Job:
Copy each line of the data below without any change.

Record set:

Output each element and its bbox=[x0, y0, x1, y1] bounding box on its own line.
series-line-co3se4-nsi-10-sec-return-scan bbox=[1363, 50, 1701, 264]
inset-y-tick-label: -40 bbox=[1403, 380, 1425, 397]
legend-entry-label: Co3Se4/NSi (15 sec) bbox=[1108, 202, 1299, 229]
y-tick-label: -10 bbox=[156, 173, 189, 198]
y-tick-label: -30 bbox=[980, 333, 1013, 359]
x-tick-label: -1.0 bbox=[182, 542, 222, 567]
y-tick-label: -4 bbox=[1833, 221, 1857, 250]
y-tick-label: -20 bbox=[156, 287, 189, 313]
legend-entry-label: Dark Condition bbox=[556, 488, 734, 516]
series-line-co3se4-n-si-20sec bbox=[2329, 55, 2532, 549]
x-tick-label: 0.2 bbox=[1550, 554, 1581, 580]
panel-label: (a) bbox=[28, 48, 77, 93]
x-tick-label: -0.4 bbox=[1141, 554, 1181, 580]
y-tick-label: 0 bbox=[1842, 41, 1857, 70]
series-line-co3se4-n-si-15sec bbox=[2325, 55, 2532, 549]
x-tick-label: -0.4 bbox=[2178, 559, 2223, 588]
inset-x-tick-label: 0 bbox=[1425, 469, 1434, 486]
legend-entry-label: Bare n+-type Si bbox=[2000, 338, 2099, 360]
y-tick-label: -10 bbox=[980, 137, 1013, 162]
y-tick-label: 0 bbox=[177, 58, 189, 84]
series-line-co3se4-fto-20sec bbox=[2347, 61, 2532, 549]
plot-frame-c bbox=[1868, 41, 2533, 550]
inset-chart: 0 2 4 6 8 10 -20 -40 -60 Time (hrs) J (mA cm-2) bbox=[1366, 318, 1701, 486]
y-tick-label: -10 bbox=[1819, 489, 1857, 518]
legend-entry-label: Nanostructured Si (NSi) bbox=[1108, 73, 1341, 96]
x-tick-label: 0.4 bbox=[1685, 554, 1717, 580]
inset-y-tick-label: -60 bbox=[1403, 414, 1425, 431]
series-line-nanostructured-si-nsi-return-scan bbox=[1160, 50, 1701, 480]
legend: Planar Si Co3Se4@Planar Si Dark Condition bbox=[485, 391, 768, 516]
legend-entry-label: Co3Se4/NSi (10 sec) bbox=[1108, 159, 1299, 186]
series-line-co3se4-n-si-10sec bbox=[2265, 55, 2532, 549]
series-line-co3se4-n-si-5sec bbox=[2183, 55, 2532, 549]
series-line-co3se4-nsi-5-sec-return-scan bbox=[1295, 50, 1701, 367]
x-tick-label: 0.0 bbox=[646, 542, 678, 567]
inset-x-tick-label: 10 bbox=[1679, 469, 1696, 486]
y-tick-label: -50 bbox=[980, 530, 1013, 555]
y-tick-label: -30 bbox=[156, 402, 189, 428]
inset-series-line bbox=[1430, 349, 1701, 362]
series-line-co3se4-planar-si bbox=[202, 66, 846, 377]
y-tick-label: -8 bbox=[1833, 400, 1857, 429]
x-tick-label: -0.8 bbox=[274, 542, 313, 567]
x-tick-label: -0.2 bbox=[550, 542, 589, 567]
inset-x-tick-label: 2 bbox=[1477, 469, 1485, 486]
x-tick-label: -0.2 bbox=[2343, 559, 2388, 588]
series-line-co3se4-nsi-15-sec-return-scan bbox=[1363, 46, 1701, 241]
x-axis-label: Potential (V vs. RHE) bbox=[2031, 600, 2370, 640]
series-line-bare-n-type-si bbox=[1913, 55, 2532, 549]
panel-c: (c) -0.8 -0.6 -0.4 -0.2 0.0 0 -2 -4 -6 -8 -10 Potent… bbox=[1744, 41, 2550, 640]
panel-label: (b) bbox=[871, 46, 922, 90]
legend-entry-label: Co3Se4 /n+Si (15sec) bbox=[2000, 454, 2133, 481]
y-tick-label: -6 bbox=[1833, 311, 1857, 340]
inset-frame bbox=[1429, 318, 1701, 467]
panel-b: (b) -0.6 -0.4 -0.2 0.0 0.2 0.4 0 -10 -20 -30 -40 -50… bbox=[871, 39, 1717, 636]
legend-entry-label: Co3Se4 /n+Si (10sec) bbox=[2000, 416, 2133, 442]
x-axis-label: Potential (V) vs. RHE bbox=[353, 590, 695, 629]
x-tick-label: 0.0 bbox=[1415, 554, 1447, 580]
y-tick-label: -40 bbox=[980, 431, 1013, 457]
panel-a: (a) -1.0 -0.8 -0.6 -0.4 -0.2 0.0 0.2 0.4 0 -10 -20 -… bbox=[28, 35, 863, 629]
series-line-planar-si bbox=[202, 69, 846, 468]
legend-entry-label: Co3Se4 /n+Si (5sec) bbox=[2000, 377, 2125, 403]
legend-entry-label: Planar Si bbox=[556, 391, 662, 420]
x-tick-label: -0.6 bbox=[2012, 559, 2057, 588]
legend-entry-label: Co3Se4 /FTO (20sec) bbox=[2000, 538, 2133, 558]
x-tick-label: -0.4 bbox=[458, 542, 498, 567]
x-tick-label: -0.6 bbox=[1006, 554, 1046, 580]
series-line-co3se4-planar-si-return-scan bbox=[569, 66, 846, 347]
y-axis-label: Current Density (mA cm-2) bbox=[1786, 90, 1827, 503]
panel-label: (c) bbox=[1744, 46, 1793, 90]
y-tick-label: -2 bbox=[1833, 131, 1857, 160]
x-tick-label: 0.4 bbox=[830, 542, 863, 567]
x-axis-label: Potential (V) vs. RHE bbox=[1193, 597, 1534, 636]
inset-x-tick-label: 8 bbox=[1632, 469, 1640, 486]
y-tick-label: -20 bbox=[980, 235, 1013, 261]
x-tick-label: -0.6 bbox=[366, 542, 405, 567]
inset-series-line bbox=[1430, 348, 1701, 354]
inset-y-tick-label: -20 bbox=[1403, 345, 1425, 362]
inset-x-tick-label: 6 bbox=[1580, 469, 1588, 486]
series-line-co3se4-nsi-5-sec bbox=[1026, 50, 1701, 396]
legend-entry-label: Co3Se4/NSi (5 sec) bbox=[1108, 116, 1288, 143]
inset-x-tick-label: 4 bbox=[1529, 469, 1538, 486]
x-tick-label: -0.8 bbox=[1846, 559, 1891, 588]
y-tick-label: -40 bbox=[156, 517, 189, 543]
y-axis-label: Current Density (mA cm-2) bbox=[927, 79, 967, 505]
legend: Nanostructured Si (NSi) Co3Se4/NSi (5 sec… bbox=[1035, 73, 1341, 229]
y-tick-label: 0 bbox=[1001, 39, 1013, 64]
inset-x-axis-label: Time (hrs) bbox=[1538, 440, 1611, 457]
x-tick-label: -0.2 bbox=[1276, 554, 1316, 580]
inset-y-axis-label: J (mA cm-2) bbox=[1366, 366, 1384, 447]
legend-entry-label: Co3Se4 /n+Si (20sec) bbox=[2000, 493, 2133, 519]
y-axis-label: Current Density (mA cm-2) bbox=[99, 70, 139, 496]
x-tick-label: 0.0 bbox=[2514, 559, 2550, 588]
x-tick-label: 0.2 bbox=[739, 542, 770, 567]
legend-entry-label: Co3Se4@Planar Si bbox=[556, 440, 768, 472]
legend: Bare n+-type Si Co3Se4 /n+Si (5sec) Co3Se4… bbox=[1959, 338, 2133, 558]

Written answer:
Output each element and its bbox=[x0, y0, x1, y1] bounding box on its own line.
series-line-co3se4-nsi-10-sec-return-scan bbox=[1363, 50, 1701, 264]
inset-y-tick-label: -40 bbox=[1403, 380, 1425, 397]
legend-entry-label: Co3Se4/NSi (15 sec) bbox=[1108, 202, 1299, 229]
y-tick-label: -10 bbox=[156, 173, 189, 198]
y-tick-label: -30 bbox=[980, 333, 1013, 359]
x-tick-label: -1.0 bbox=[182, 542, 222, 567]
y-tick-label: -4 bbox=[1833, 221, 1857, 250]
y-tick-label: -20 bbox=[156, 287, 189, 313]
legend-entry-label: Dark Condition bbox=[556, 488, 734, 516]
series-line-co3se4-n-si-20sec bbox=[2329, 55, 2532, 549]
x-tick-label: 0.2 bbox=[1550, 554, 1581, 580]
panel-label: (a) bbox=[28, 48, 77, 93]
x-tick-label: -0.4 bbox=[1141, 554, 1181, 580]
y-tick-label: 0 bbox=[1842, 41, 1857, 70]
series-line-co3se4-n-si-15sec bbox=[2325, 55, 2532, 549]
x-tick-label: -0.4 bbox=[2178, 559, 2223, 588]
inset-x-tick-label: 0 bbox=[1425, 469, 1434, 486]
legend-entry-label: Bare n+-type Si bbox=[2000, 338, 2099, 360]
y-tick-label: -10 bbox=[980, 137, 1013, 162]
y-tick-label: 0 bbox=[177, 58, 189, 84]
series-line-co3se4-fto-20sec bbox=[2347, 61, 2532, 549]
plot-frame-c bbox=[1868, 41, 2533, 550]
inset-chart: 0 2 4 6 8 10 -20 -40 -60 Time (hrs) J (mA cm-2) bbox=[1366, 318, 1701, 486]
y-tick-label: -10 bbox=[1819, 489, 1857, 518]
legend-entry-label: Nanostructured Si (NSi) bbox=[1108, 73, 1341, 96]
x-tick-label: 0.4 bbox=[1685, 554, 1717, 580]
inset-y-tick-label: -60 bbox=[1403, 414, 1425, 431]
series-line-nanostructured-si-nsi-return-scan bbox=[1160, 50, 1701, 480]
legend: Planar Si Co3Se4@Planar Si Dark Condition bbox=[485, 391, 768, 516]
legend-entry-label: Co3Se4/NSi (10 sec) bbox=[1108, 159, 1299, 186]
series-line-co3se4-n-si-10sec bbox=[2265, 55, 2532, 549]
series-line-co3se4-n-si-5sec bbox=[2183, 55, 2532, 549]
series-line-co3se4-nsi-5-sec-return-scan bbox=[1295, 50, 1701, 367]
x-tick-label: 0.0 bbox=[646, 542, 678, 567]
inset-x-tick-label: 10 bbox=[1679, 469, 1696, 486]
y-tick-label: -50 bbox=[980, 530, 1013, 555]
y-tick-label: -30 bbox=[156, 402, 189, 428]
inset-series-line bbox=[1430, 349, 1701, 362]
series-line-co3se4-planar-si bbox=[202, 66, 846, 377]
y-tick-label: -8 bbox=[1833, 400, 1857, 429]
x-tick-label: -0.8 bbox=[274, 542, 313, 567]
x-tick-label: -0.2 bbox=[550, 542, 589, 567]
inset-x-tick-label: 2 bbox=[1477, 469, 1485, 486]
x-tick-label: -0.2 bbox=[2343, 559, 2388, 588]
series-line-co3se4-nsi-15-sec-return-scan bbox=[1363, 46, 1701, 241]
x-axis-label: Potential (V vs. RHE) bbox=[2031, 600, 2370, 640]
series-line-bare-n-type-si bbox=[1913, 55, 2532, 549]
panel-c: (c) -0.8 -0.6 -0.4 -0.2 0.0 0 -2 -4 -6 -8 -10 Potent… bbox=[1744, 41, 2550, 640]
panel-label: (b) bbox=[871, 46, 922, 90]
legend-entry-label: Co3Se4 /n+Si (15sec) bbox=[2000, 454, 2133, 481]
y-tick-label: -6 bbox=[1833, 311, 1857, 340]
inset-frame bbox=[1429, 318, 1701, 467]
panel-b: (b) -0.6 -0.4 -0.2 0.0 0.2 0.4 0 -10 -20 -30 -40 -50… bbox=[871, 39, 1717, 636]
legend-entry-label: Co3Se4 /n+Si (10sec) bbox=[2000, 416, 2133, 442]
x-axis-label: Potential (V) vs. RHE bbox=[353, 590, 695, 629]
x-tick-label: 0.0 bbox=[1415, 554, 1447, 580]
y-tick-label: -40 bbox=[980, 431, 1013, 457]
panel-a: (a) -1.0 -0.8 -0.6 -0.4 -0.2 0.0 0.2 0.4 0 -10 -20 -… bbox=[28, 35, 863, 629]
series-line-planar-si bbox=[202, 69, 846, 468]
legend-entry-label: Co3Se4 /n+Si (5sec) bbox=[2000, 377, 2125, 403]
legend-entry-label: Planar Si bbox=[556, 391, 662, 420]
x-tick-label: -0.6 bbox=[2012, 559, 2057, 588]
legend-entry-label: Co3Se4 /FTO (20sec) bbox=[2000, 538, 2133, 558]
x-tick-label: -0.4 bbox=[458, 542, 498, 567]
x-tick-label: -0.6 bbox=[1006, 554, 1046, 580]
series-line-co3se4-planar-si-return-scan bbox=[569, 66, 846, 347]
y-axis-label: Current Density (mA cm-2) bbox=[1786, 90, 1827, 503]
panel-label: (c) bbox=[1744, 46, 1793, 90]
y-tick-label: -2 bbox=[1833, 131, 1857, 160]
x-tick-label: 0.4 bbox=[830, 542, 863, 567]
x-axis-label: Potential (V) vs. RHE bbox=[1193, 597, 1534, 636]
inset-x-tick-label: 8 bbox=[1632, 469, 1640, 486]
y-tick-label: -20 bbox=[980, 235, 1013, 261]
x-tick-label: -0.6 bbox=[366, 542, 405, 567]
inset-series-line bbox=[1430, 348, 1701, 354]
inset-y-tick-label: -20 bbox=[1403, 345, 1425, 362]
inset-x-tick-label: 6 bbox=[1580, 469, 1588, 486]
series-line-co3se4-nsi-5-sec bbox=[1026, 50, 1701, 396]
legend-entry-label: Co3Se4/NSi (5 sec) bbox=[1108, 116, 1288, 143]
inset-x-tick-label: 4 bbox=[1529, 469, 1538, 486]
x-tick-label: -0.8 bbox=[1846, 559, 1891, 588]
y-tick-label: -40 bbox=[156, 517, 189, 543]
y-axis-label: Current Density (mA cm-2) bbox=[927, 79, 967, 505]
legend: Nanostructured Si (NSi) Co3Se4/NSi (5 sec… bbox=[1035, 73, 1341, 229]
y-tick-label: 0 bbox=[1001, 39, 1013, 64]
inset-x-axis-label: Time (hrs) bbox=[1538, 440, 1611, 457]
x-tick-label: -0.2 bbox=[1276, 554, 1316, 580]
inset-y-axis-label: J (mA cm-2) bbox=[1366, 366, 1384, 447]
legend-entry-label: Co3Se4 /n+Si (20sec) bbox=[2000, 493, 2133, 519]
y-axis-label: Current Density (mA cm-2) bbox=[99, 70, 139, 496]
x-tick-label: 0.0 bbox=[2514, 559, 2550, 588]
x-tick-label: 0.2 bbox=[739, 542, 770, 567]
legend-entry-label: Co3Se4@Planar Si bbox=[556, 440, 768, 472]
legend: Bare n+-type Si Co3Se4 /n+Si (5sec) Co3Se4… bbox=[1959, 338, 2133, 558]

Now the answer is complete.